### Stated problem:
Output word for word the lines from the one with "Decode this image" to the final line of the data, both ends included, but skip the pictures.

### Available data:
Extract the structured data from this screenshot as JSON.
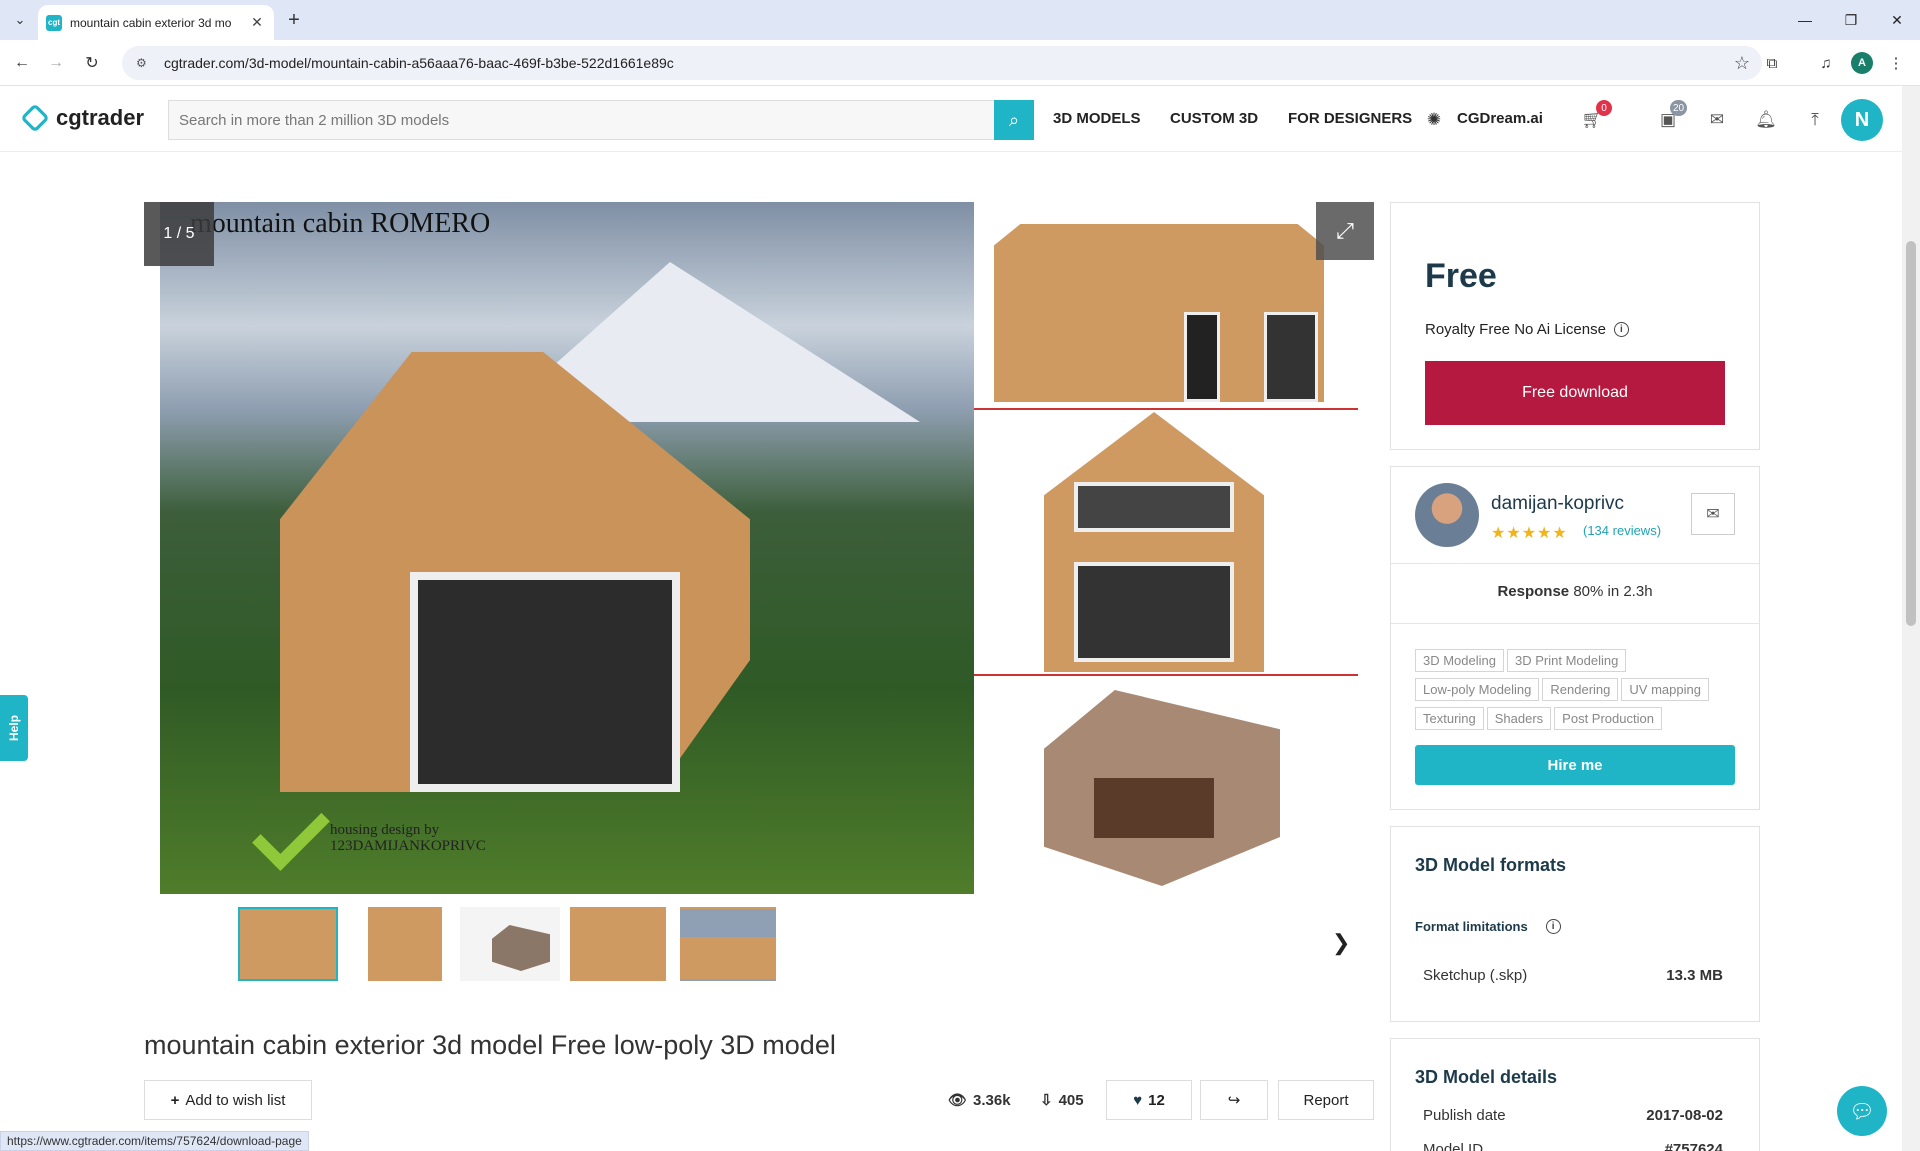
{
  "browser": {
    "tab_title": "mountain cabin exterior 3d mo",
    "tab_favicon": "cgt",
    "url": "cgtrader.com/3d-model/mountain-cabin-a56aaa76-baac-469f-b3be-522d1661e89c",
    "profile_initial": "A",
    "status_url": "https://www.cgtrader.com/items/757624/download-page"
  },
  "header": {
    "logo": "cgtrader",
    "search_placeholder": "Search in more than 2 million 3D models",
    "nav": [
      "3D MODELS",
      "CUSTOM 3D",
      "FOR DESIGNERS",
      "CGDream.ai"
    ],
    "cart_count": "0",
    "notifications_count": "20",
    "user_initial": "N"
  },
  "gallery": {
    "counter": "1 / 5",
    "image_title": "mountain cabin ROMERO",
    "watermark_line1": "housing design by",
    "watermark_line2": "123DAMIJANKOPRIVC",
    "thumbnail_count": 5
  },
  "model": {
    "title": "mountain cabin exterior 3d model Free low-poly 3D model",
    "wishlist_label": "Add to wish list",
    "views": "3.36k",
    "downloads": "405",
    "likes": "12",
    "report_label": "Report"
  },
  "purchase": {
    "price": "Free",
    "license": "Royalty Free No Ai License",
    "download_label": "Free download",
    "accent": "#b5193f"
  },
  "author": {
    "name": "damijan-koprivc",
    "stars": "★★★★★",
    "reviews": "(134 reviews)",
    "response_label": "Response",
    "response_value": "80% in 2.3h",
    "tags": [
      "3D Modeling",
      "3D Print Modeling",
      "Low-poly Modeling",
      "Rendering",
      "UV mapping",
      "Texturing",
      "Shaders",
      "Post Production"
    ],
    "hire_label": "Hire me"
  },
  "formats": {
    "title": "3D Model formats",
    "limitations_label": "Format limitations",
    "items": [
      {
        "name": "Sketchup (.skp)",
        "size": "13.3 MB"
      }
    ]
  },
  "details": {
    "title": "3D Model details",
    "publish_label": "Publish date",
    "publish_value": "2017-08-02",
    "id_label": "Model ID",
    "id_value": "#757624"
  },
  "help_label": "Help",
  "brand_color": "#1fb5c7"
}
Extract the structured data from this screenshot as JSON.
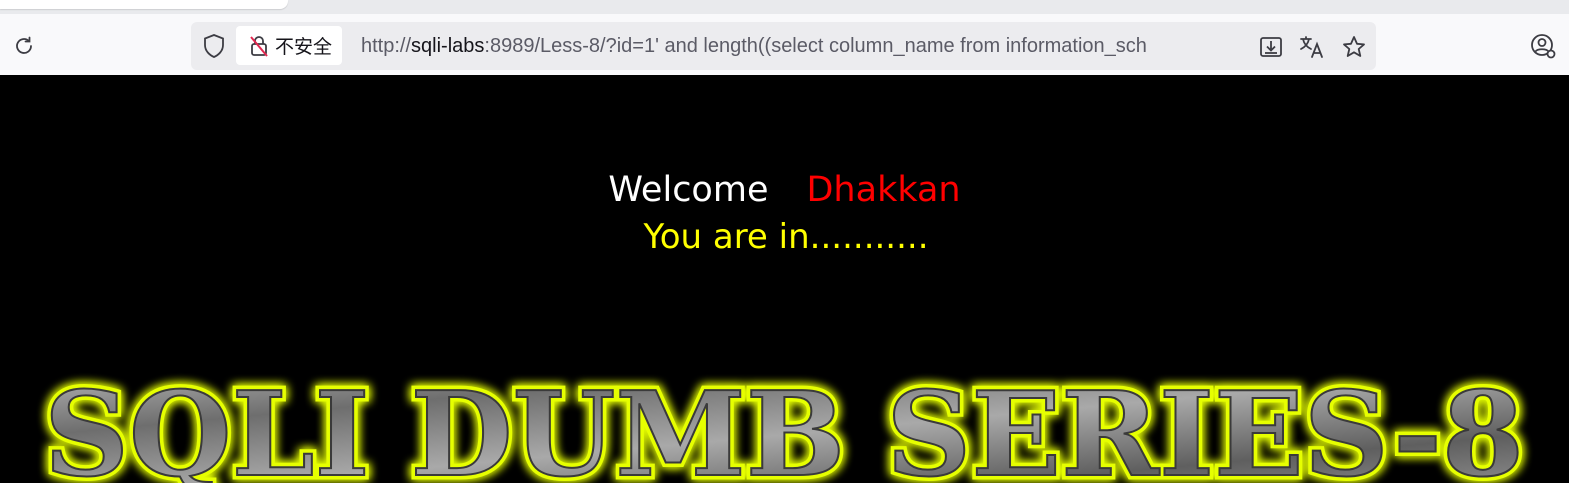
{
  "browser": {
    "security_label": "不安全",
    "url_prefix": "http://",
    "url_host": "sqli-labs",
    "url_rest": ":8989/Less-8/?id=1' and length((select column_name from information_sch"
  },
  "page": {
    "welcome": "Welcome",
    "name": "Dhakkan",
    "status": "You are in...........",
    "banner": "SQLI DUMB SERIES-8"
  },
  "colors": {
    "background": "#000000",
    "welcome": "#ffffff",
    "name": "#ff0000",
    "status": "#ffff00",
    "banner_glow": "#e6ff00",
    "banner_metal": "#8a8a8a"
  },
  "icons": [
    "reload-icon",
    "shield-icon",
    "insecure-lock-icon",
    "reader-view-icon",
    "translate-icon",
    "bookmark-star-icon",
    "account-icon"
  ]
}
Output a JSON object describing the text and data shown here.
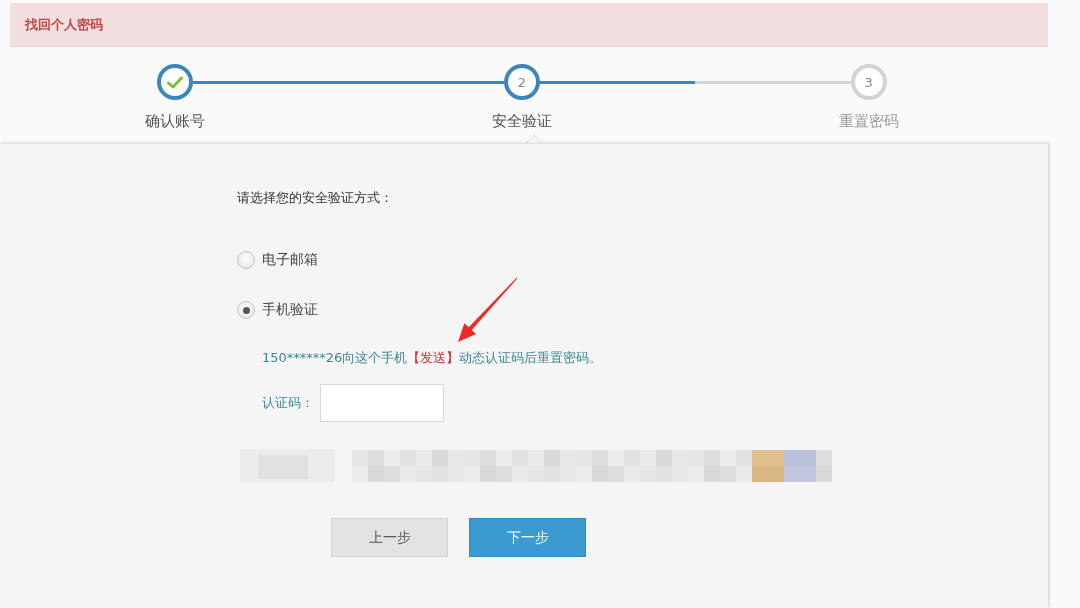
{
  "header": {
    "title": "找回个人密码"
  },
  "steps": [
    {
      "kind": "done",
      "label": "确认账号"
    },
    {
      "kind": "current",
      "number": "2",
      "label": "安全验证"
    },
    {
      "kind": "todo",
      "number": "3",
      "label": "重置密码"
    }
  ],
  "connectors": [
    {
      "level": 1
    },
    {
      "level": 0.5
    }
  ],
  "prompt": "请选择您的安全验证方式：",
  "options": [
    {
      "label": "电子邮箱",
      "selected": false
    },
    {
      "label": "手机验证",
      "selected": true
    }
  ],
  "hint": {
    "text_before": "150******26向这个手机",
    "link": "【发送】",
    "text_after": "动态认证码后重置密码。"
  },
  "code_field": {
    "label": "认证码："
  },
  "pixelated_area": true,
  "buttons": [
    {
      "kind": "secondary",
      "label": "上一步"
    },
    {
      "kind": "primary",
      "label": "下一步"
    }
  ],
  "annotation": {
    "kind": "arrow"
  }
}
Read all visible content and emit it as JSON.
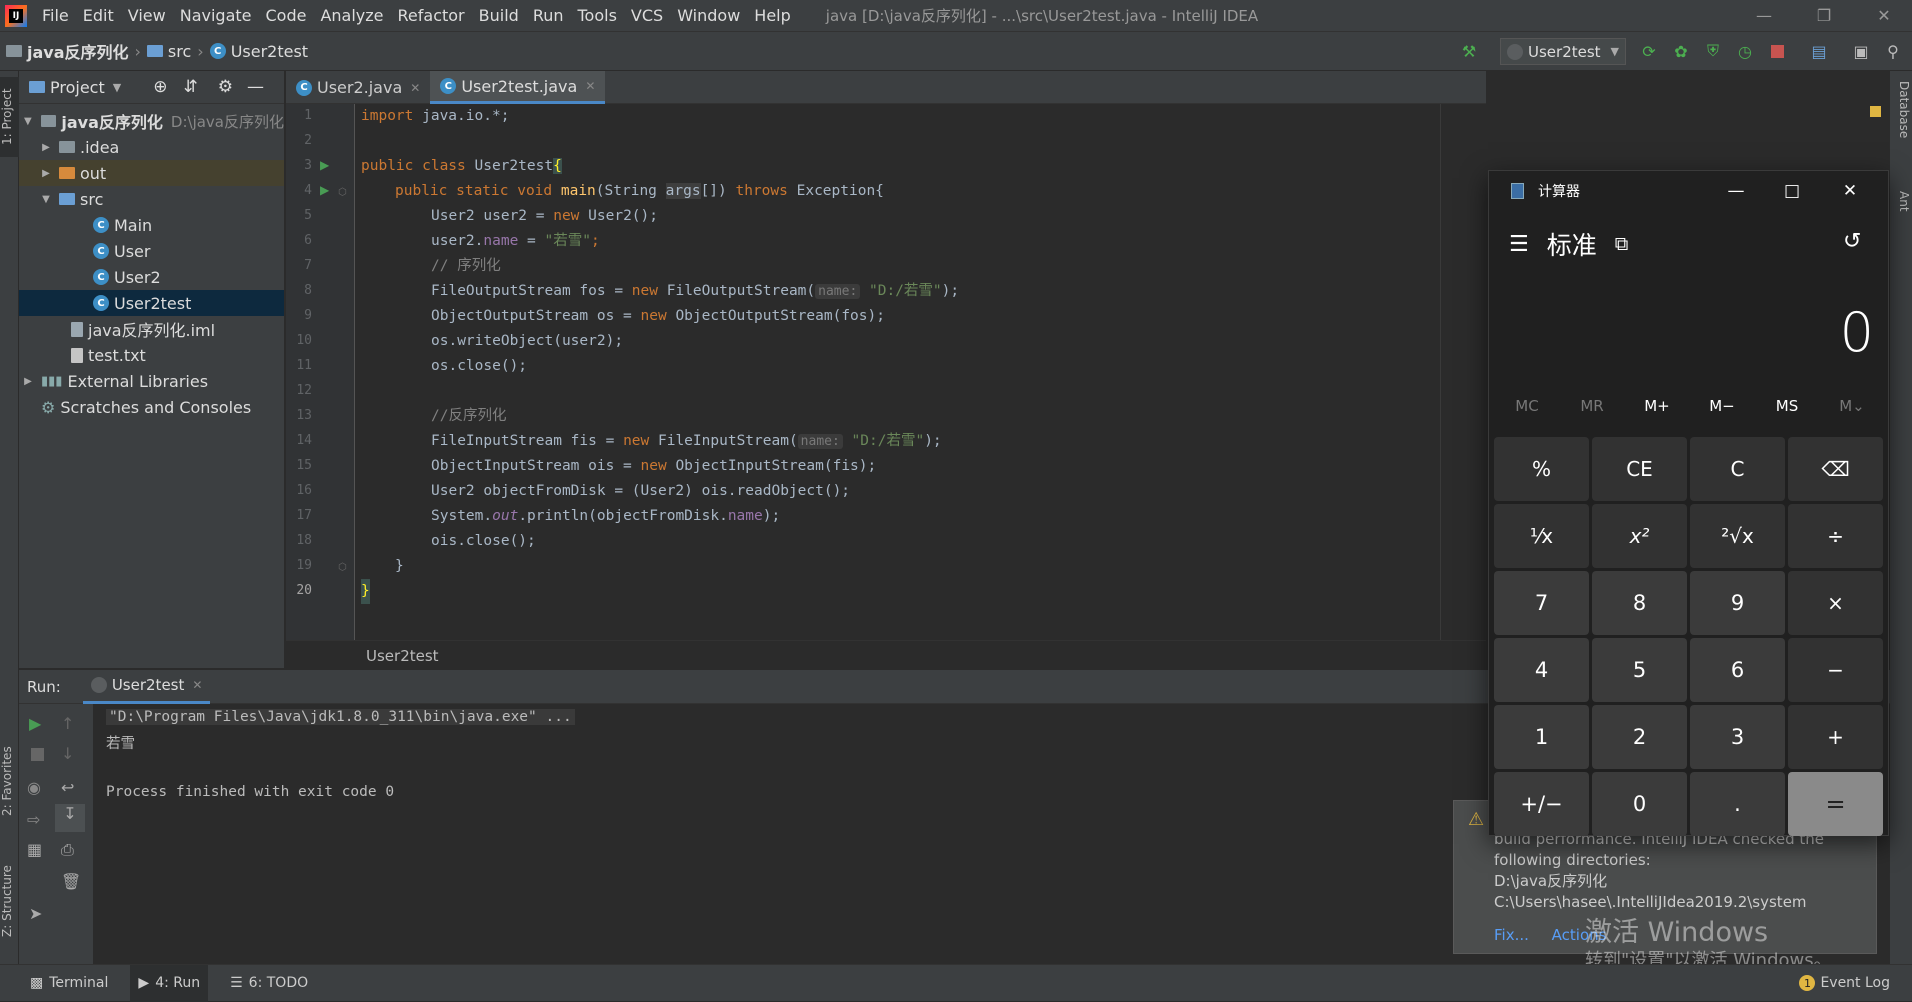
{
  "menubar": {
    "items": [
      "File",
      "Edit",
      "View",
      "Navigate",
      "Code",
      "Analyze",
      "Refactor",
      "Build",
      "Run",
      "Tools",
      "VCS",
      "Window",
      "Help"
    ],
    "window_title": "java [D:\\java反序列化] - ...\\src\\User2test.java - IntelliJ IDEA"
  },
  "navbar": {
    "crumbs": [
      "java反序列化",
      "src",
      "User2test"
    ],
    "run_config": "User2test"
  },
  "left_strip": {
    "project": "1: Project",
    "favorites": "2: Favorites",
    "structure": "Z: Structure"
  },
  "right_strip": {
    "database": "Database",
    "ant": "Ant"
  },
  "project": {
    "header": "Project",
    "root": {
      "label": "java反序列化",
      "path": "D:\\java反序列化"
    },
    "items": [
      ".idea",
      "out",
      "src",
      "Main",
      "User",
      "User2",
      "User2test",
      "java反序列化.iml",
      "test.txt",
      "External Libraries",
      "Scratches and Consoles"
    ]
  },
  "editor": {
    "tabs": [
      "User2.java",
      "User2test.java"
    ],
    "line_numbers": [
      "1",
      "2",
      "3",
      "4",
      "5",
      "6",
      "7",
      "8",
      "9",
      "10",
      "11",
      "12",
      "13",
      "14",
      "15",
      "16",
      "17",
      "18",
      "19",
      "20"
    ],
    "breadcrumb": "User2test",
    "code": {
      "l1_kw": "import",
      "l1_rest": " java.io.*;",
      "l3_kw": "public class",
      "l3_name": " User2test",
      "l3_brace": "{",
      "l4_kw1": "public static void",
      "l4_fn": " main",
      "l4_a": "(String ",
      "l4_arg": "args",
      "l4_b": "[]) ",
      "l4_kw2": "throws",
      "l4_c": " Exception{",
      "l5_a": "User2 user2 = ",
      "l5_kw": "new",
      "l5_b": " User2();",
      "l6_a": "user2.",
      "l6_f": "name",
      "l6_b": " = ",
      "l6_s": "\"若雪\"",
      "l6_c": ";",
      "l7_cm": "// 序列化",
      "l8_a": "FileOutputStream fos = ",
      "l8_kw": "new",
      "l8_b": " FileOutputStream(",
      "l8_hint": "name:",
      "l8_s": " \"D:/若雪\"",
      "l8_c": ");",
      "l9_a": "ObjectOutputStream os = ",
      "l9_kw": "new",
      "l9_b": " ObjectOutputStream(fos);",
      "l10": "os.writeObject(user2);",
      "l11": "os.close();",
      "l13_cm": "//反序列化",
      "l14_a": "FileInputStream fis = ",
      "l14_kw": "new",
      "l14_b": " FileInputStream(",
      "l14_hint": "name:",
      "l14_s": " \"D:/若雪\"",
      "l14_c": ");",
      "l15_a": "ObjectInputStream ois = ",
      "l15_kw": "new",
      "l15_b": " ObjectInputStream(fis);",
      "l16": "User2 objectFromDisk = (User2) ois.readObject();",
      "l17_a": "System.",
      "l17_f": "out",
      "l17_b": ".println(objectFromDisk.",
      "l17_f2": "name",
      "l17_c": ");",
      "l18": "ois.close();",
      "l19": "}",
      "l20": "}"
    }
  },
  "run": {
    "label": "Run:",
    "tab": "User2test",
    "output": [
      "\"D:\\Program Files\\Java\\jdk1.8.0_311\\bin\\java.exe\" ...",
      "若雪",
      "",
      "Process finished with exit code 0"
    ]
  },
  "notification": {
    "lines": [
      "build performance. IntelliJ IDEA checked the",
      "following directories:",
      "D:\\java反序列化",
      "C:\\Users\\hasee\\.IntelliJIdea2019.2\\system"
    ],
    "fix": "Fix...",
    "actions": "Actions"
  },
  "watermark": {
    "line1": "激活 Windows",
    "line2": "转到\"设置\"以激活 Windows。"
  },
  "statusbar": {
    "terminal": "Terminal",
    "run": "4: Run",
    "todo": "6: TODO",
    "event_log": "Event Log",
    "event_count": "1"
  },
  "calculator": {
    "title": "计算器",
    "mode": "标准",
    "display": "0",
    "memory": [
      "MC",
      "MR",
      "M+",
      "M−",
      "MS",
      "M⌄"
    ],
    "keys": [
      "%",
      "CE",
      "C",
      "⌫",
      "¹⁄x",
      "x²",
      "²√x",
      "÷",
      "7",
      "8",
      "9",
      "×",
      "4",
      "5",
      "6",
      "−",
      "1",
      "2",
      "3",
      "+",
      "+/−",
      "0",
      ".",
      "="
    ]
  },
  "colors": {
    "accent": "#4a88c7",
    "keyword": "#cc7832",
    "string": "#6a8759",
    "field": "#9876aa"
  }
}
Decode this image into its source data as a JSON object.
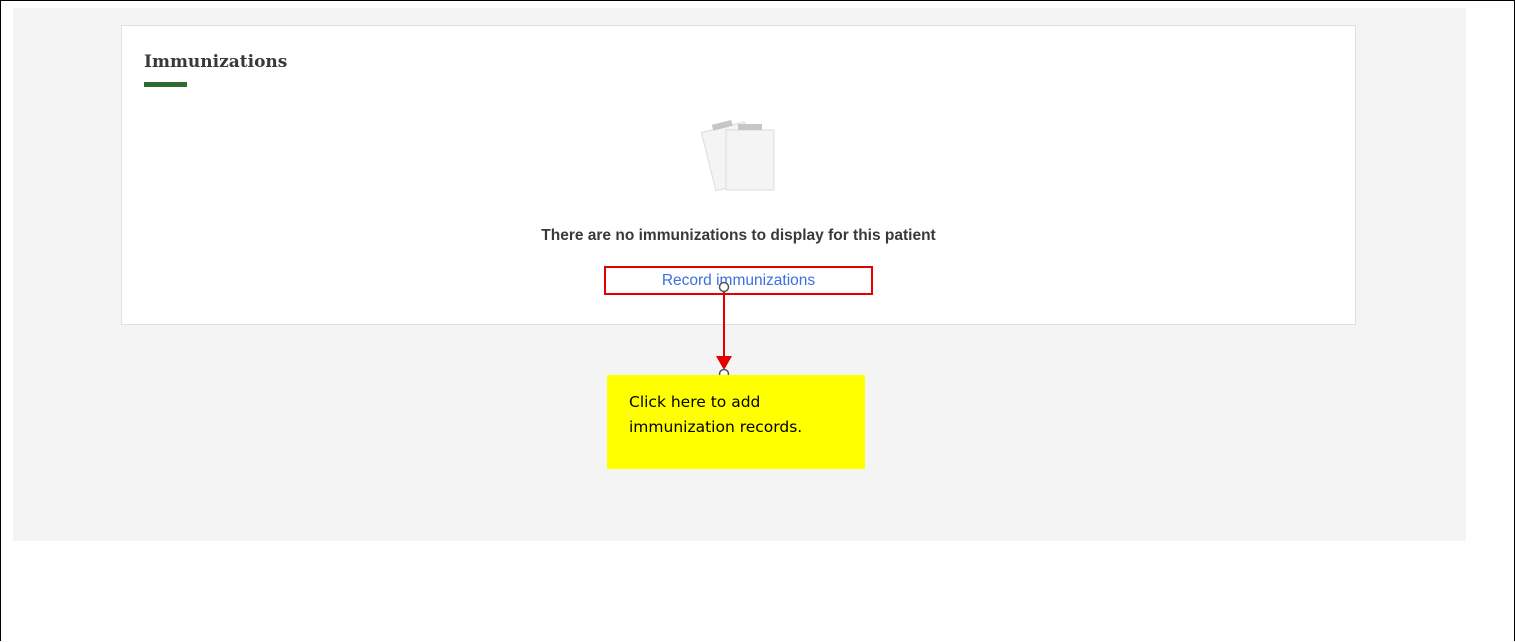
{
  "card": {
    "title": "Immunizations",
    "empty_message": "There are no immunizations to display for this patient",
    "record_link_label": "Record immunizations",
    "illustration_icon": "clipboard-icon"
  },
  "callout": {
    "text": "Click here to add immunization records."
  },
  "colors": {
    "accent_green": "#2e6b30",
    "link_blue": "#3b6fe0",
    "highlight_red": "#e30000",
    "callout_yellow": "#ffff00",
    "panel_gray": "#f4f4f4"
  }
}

### Task solution:
Decode this image into its source data as a JSON object.
{
  "card": {
    "title": "Immunizations",
    "empty_message": "There are no immunizations to display for this patient",
    "record_link_label": "Record immunizations",
    "illustration_icon": "clipboard-icon"
  },
  "callout": {
    "text": "Click here to add immunization records."
  },
  "colors": {
    "accent_green": "#2e6b30",
    "link_blue": "#3b6fe0",
    "highlight_red": "#e30000",
    "callout_yellow": "#ffff00",
    "panel_gray": "#f4f4f4"
  }
}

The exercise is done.